Carry on the blog post below about choosing Blogger for a new web log, starting right after its final sentence.

== Document text

<%@LANGUAGE="VBSCRIPT" CODEPAGE="1252"%> Planete Fortier: Welcome to Planete Fortier
Planete Fortier
Saturday, May 22, 2004

Welcome to Planete Fortier

Well after much debating, I have finally caved in an created a web log using Blogger rather than building one myself. I had actually started building one earlier this year. The underlying database seemed pretty simple and the blog and comment entry pages are very easy to write using Dreamweaver and ASP. I guess the thing that made me reconsider it was the eventual size of the database and being able to control the dates properly. You see this site is actually hosted on a server in the UK and so the server time is actually 5 hours ahead of EST. Therefore all posts would need to back dated 5 hours. This gets awfully complicated when having to set the time back past the midnight mark. Either way, this made it too complicated and I guess I got discouraged. It's not as if I can't write my own pages,after all, I do after all write web articles for the site. Actually I'm just finishing up a two parter on Drive-by Hacking and Wireless Computing. I'll post details of it as soon as it's done.

====
== Recorded data

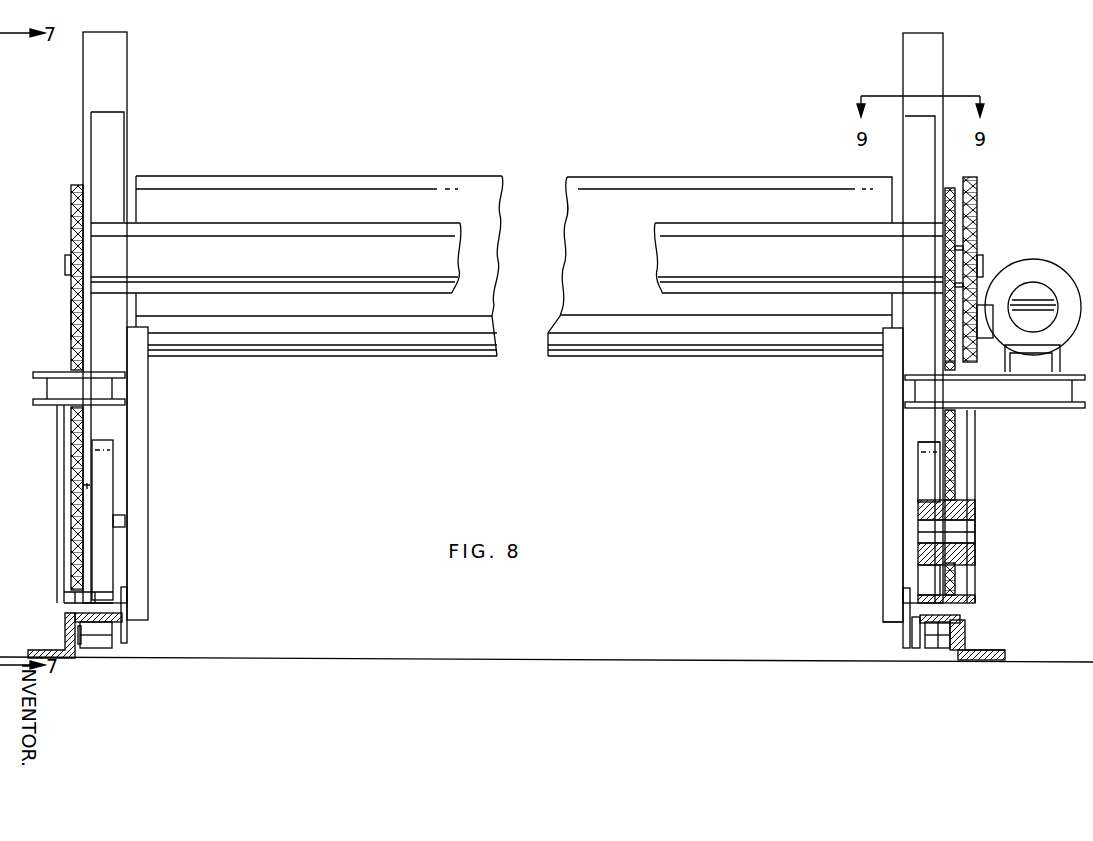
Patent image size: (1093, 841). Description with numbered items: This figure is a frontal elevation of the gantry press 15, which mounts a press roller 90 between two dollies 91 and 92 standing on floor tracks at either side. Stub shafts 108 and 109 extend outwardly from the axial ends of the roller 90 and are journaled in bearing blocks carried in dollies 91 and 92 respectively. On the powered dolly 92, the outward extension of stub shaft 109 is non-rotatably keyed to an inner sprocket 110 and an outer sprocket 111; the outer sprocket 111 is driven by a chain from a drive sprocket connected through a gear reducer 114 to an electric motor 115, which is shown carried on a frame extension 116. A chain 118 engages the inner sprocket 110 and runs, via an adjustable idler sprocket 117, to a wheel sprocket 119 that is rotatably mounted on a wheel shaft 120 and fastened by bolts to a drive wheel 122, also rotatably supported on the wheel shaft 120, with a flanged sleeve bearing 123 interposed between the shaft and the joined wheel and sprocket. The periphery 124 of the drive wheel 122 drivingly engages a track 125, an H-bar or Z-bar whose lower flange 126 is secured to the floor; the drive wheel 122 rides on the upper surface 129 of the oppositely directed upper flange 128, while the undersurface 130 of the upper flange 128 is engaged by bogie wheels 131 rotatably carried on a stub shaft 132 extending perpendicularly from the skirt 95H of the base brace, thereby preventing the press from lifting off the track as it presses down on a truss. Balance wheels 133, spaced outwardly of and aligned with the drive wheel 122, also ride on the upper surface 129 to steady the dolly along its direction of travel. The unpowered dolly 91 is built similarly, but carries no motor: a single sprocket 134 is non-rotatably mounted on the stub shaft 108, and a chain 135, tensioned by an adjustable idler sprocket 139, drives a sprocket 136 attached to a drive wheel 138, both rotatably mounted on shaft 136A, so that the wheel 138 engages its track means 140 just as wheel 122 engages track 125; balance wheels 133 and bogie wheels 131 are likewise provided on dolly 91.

====

--- Task response ---
So you can imagine how pleased I was when I finally broke down and gave Blogger a better look. You see as a web developer I don't like to admit I can't program something, but at the same time I don't see any use in trying to re-invent the wheel. This is the main reason that I use Dreamweaver rather than hand code everything like I use to. The other reason I didn't want to use an external solution was that I am manic about keeping track of visits to the site and heaving hosted it hosted elsewhere I would never have been able to see how the blog was being received. I wrote my own tracking program over a year ago and have been developing it ever since. It's ideal for small database driven sites that don't want to pay the extra $400.00 to $500.00 to use a package like Webtrends. Don't get me wrong, I have nothing against Webtrends, in fact it's great for larger sites or standard HTML sites. But if you have a database driven site, collecting browser data and stats simply means creating a stats table in your database and then adding a few lines of code to every page. I created a tracking page which is all ASP code and simply call to it at the beginning of my templates. So once I have written one trackable page, all my pages become trackable. Now I don't make the stats available to the public yet, it's not like I get more than a couple thousand visits to the site per month that I can brag about, but it's quite cool to be able to drill down the dates to every single hit, check which bots and crawlers have been to the site and which pages they have indexed, and what browsers people are actually using. There is nothing worse than spending hours creating a Netscape 4 compliant page when you only get 126 visit from Netscape 4 users per year. What surprised me even more is that 63% of my visitors (not counting search engines) are using Internet Explorer 6, I was so sure that most people were too lazy to bother upgrading their PC's let alone their browsers. It all just goes to show important these stats can be in helping a web developer or even a company serve their visitors better.

It will be interesting to see how this blog is received, I know most visitors spend more than 3 minutes here before moving on but I would to love to know what they actually think of my efforts.

Good reading...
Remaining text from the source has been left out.